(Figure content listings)
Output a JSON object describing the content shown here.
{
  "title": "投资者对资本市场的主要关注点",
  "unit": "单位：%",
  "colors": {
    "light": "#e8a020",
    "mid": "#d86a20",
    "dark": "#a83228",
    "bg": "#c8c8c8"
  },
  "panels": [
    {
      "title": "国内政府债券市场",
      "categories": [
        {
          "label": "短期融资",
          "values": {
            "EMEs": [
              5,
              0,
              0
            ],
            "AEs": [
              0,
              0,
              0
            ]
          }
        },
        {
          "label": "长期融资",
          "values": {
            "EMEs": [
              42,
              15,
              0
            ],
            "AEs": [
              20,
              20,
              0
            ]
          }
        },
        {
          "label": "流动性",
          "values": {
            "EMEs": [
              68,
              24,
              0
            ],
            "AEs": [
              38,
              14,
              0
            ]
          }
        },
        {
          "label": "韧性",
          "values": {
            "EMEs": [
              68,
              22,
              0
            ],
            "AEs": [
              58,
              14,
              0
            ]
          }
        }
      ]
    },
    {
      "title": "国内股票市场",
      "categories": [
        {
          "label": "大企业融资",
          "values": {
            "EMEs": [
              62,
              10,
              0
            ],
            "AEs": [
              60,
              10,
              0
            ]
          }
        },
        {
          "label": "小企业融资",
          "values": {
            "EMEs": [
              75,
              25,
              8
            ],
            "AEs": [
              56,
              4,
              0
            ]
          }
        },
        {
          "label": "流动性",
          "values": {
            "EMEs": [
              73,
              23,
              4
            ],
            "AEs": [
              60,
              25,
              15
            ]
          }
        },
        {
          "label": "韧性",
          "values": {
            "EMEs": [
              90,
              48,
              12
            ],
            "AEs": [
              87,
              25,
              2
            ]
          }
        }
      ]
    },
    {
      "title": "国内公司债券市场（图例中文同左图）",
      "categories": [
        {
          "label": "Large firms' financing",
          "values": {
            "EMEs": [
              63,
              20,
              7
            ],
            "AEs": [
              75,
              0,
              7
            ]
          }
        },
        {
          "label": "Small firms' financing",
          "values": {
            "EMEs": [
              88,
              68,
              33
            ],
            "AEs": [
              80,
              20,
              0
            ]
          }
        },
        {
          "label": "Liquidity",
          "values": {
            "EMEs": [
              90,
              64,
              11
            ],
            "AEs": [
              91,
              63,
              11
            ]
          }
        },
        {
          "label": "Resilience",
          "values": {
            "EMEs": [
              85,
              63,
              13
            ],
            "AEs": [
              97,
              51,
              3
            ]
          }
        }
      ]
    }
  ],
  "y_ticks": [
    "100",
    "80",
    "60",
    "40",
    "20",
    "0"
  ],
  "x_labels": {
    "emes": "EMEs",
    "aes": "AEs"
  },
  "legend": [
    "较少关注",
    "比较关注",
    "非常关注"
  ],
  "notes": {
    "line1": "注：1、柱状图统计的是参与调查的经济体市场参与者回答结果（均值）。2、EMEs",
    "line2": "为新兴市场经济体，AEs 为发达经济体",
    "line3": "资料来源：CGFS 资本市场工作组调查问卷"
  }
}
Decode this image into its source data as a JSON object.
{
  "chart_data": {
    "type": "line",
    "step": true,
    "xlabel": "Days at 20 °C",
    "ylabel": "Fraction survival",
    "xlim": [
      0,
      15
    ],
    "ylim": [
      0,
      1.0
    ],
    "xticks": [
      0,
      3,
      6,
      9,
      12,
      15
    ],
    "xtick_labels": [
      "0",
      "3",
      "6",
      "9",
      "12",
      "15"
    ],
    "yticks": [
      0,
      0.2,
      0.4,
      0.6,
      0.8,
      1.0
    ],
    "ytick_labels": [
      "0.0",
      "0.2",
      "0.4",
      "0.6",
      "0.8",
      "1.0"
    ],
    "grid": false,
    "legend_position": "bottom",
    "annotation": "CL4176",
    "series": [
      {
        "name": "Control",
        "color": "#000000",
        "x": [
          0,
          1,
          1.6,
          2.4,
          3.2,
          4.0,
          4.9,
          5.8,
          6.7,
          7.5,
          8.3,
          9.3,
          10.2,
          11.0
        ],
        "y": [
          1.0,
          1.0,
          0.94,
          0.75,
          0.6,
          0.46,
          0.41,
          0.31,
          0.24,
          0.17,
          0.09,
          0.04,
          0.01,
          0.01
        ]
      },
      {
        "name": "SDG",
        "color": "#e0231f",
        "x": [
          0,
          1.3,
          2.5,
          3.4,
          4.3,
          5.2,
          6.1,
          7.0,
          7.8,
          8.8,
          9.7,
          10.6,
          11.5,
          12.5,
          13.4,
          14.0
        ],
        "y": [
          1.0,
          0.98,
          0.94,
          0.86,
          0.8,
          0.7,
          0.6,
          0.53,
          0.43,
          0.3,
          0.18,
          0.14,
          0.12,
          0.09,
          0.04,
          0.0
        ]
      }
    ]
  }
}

> What you are asked to do: All lines above with "firms" in them should be returned.

> Solution to this task:
          "label": "Large firms' financing",
          "label": "Small firms' financing",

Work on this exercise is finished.